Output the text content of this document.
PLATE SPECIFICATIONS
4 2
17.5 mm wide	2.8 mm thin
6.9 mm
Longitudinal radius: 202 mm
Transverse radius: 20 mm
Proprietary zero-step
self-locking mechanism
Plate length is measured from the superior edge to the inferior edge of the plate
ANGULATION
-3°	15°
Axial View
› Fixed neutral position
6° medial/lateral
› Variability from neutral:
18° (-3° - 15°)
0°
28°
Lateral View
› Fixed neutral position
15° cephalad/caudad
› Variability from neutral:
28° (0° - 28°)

* * *

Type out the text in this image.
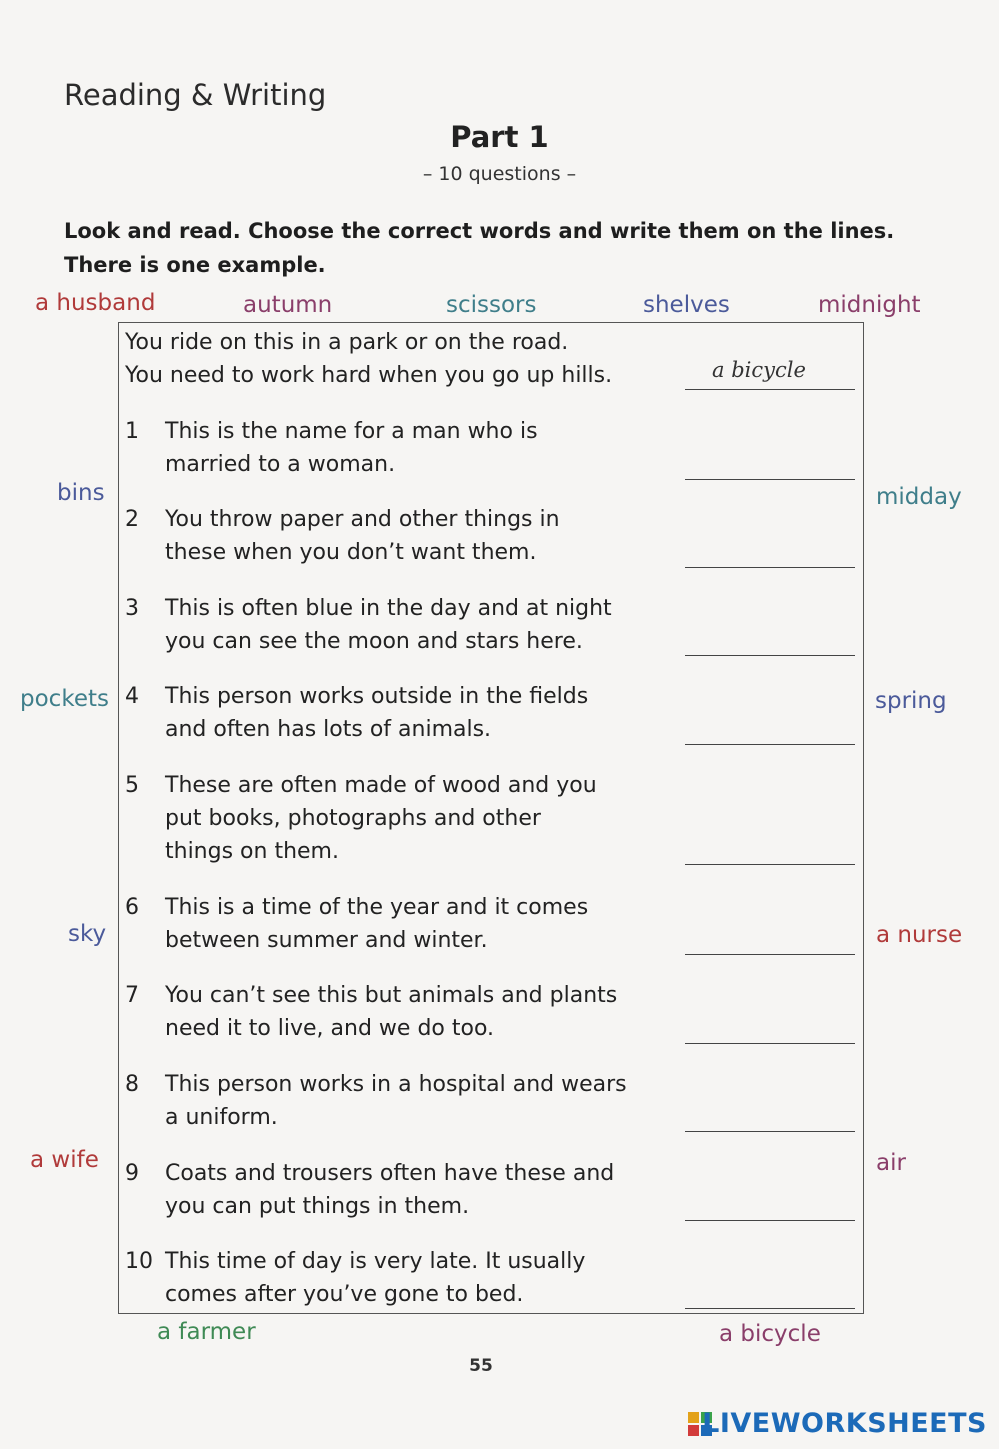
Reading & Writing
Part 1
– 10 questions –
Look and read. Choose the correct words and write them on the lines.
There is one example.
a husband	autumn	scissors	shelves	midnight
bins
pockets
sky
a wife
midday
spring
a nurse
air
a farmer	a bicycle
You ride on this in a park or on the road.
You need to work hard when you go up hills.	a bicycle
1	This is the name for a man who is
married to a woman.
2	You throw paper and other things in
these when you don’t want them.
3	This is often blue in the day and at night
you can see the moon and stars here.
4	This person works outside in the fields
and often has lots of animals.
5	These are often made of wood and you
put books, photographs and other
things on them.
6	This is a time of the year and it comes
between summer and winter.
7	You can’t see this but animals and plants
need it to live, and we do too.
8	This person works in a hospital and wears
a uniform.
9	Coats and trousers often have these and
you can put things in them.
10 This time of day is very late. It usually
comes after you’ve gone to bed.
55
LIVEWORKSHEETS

* [What is asked]: Find all lines where the word "animals" appears. Copy them.

* [Response]:
and often has lots of animals.
7	You can’t see this but animals and plants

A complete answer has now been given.